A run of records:
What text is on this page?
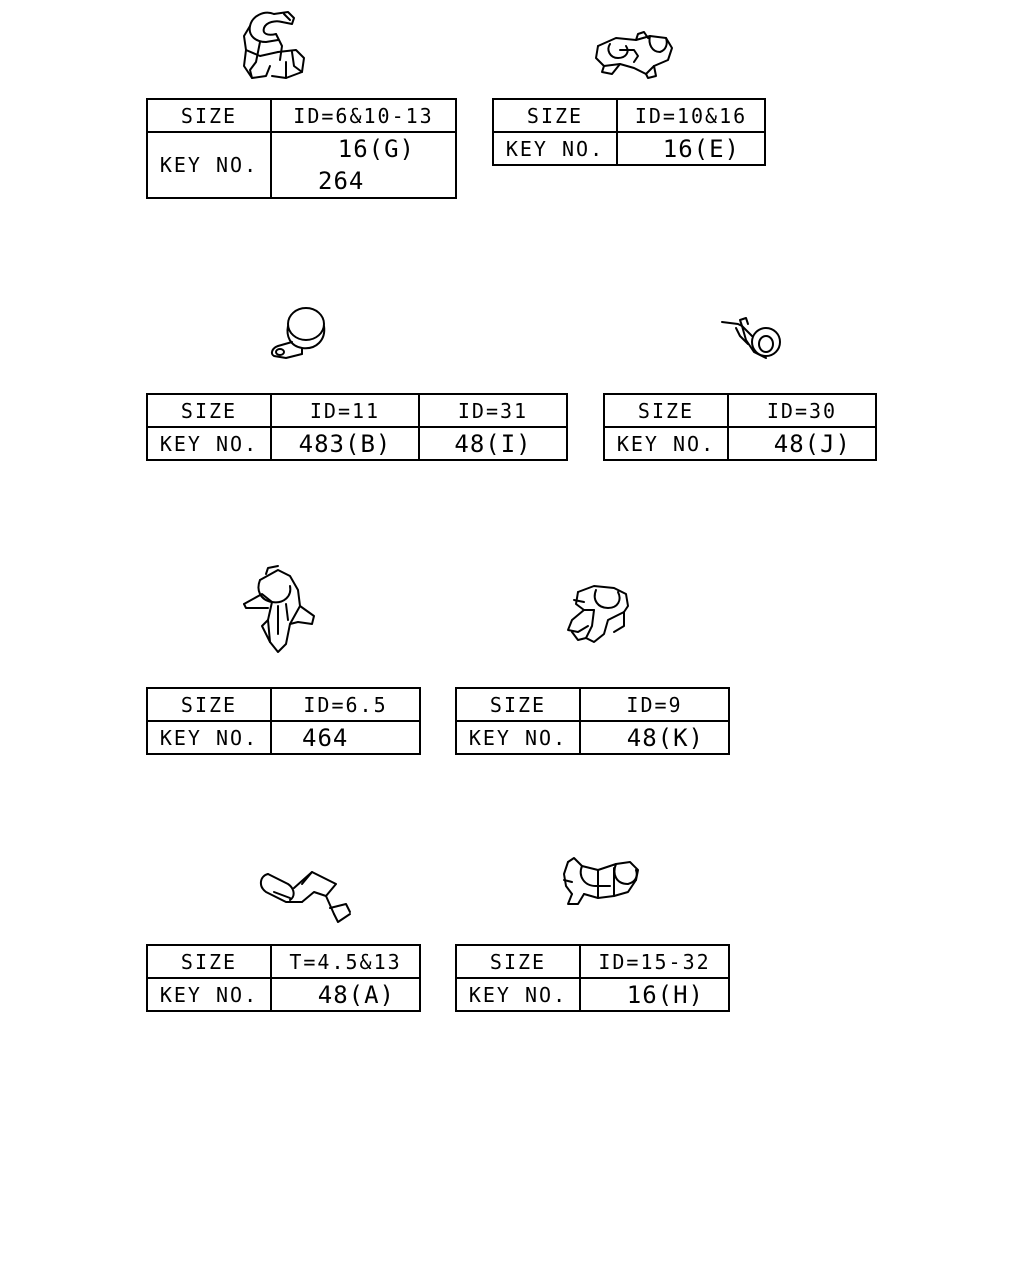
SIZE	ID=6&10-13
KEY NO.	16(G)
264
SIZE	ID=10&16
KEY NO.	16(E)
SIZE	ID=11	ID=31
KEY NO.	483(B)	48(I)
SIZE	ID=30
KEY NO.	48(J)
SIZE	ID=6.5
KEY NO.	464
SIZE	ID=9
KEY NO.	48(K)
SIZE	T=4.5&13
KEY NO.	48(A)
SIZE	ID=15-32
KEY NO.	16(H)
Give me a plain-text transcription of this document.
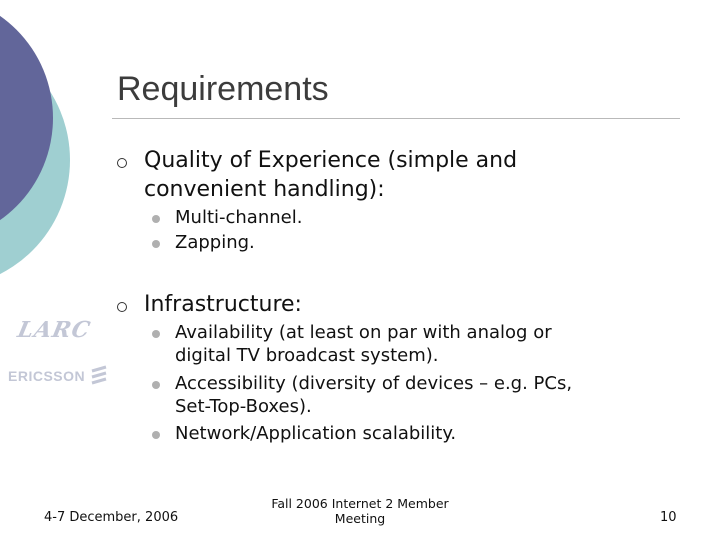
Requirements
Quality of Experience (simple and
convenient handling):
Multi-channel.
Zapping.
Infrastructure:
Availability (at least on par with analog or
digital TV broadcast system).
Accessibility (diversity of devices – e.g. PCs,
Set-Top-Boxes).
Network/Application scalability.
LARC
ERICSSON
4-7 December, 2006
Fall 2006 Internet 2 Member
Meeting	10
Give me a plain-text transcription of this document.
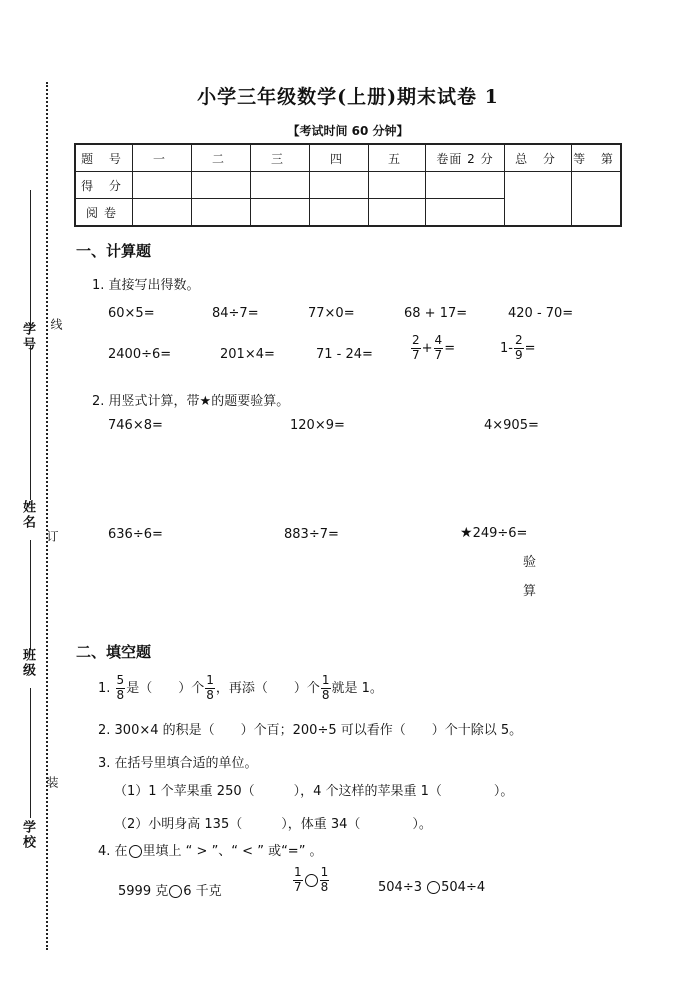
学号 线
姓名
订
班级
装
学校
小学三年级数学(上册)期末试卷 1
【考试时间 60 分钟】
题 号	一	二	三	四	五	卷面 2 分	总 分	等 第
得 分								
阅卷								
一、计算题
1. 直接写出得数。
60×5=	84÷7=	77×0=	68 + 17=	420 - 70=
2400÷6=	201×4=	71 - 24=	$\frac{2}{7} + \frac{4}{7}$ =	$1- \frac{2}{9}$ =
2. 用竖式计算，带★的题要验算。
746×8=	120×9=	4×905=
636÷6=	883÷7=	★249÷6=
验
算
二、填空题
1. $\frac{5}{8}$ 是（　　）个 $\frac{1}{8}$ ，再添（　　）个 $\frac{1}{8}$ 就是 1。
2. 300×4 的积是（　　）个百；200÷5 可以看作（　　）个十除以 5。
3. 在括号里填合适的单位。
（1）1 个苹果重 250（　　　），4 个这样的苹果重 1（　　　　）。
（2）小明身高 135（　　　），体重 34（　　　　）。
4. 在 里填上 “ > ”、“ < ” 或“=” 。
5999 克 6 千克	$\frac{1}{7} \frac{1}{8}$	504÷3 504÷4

• [What you should do]: Reply with nothing except the number of lines in the listing above that include the string "SIZE".

• [The output]: 8